=== Dataset entries ===

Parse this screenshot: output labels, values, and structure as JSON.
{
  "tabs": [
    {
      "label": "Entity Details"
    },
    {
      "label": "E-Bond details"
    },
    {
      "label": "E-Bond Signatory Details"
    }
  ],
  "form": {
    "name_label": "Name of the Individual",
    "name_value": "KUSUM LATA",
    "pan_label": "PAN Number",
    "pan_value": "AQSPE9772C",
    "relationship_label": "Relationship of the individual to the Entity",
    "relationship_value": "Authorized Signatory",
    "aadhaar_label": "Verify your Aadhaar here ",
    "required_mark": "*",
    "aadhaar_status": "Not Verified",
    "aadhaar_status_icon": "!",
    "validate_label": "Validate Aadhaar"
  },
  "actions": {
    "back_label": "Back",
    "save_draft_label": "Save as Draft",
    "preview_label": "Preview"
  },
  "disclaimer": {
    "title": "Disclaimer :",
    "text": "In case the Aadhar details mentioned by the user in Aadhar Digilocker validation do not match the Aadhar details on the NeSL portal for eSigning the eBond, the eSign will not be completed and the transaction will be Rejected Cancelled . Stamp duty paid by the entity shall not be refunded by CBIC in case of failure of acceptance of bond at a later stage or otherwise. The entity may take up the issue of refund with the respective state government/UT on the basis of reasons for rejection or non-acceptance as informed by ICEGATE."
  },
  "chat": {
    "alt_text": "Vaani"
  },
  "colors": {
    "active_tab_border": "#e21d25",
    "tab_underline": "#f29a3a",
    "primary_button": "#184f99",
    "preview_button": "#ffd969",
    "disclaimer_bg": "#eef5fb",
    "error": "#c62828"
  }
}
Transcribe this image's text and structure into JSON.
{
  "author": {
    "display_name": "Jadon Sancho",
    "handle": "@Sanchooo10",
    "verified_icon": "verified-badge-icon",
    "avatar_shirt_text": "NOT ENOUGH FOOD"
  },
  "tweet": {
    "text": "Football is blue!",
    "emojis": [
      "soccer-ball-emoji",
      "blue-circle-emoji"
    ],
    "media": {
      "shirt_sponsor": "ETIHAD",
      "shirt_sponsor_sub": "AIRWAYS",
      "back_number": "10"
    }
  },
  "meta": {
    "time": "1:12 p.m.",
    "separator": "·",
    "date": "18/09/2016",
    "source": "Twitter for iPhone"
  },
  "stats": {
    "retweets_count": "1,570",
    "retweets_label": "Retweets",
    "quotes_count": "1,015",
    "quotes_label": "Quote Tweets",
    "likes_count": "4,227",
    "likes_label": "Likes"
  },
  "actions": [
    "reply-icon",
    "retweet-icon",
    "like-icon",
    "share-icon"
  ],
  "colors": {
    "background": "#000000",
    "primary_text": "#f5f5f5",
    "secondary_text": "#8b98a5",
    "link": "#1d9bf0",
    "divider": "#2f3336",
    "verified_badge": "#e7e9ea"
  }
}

===

# [The exercise]
Write down the full listing again, exactly.

# [Complete answer]
Parse this screenshot: output labels, values, and structure as JSON.
{
  "tabs": [
    {
      "label": "Entity Details"
    },
    {
      "label": "E-Bond details"
    },
    {
      "label": "E-Bond Signatory Details"
    }
  ],
  "form": {
    "name_label": "Name of the Individual",
    "name_value": "KUSUM LATA",
    "pan_label": "PAN Number",
    "pan_value": "AQSPE9772C",
    "relationship_label": "Relationship of the individual to the Entity",
    "relationship_value": "Authorized Signatory",
    "aadhaar_label": "Verify your Aadhaar here ",
    "required_mark": "*",
    "aadhaar_status": "Not Verified",
    "aadhaar_status_icon": "!",
    "validate_label": "Validate Aadhaar"
  },
  "actions": {
    "back_label": "Back",
    "save_draft_label": "Save as Draft",
    "preview_label": "Preview"
  },
  "disclaimer": {
    "title": "Disclaimer :",
    "text": "In case the Aadhar details mentioned by the user in Aadhar Digilocker validation do not match the Aadhar details on the NeSL portal for eSigning the eBond, the eSign will not be completed and the transaction will be Rejected Cancelled . Stamp duty paid by the entity shall not be refunded by CBIC in case of failure of acceptance of bond at a later stage or otherwise. The entity may take up the issue of refund with the respective state government/UT on the basis of reasons for rejection or non-acceptance as informed by ICEGATE."
  },
  "chat": {
    "alt_text": "Vaani"
  },
  "colors": {
    "active_tab_border": "#e21d25",
    "tab_underline": "#f29a3a",
    "primary_button": "#184f99",
    "preview_button": "#ffd969",
    "disclaimer_bg": "#eef5fb",
    "error": "#c62828"
  }
}
Transcribe this image's text and structure into JSON.
{
  "author": {
    "display_name": "Jadon Sancho",
    "handle": "@Sanchooo10",
    "verified_icon": "verified-badge-icon",
    "avatar_shirt_text": "NOT ENOUGH FOOD"
  },
  "tweet": {
    "text": "Football is blue!",
    "emojis": [
      "soccer-ball-emoji",
      "blue-circle-emoji"
    ],
    "media": {
      "shirt_sponsor": "ETIHAD",
      "shirt_sponsor_sub": "AIRWAYS",
      "back_number": "10"
    }
  },
  "meta": {
    "time": "1:12 p.m.",
    "separator": "·",
    "date": "18/09/2016",
    "source": "Twitter for iPhone"
  },
  "stats": {
    "retweets_count": "1,570",
    "retweets_label": "Retweets",
    "quotes_count": "1,015",
    "quotes_label": "Quote Tweets",
    "likes_count": "4,227",
    "likes_label": "Likes"
  },
  "actions": [
    "reply-icon",
    "retweet-icon",
    "like-icon",
    "share-icon"
  ],
  "colors": {
    "background": "#000000",
    "primary_text": "#f5f5f5",
    "secondary_text": "#8b98a5",
    "link": "#1d9bf0",
    "divider": "#2f3336",
    "verified_badge": "#e7e9ea"
  }
}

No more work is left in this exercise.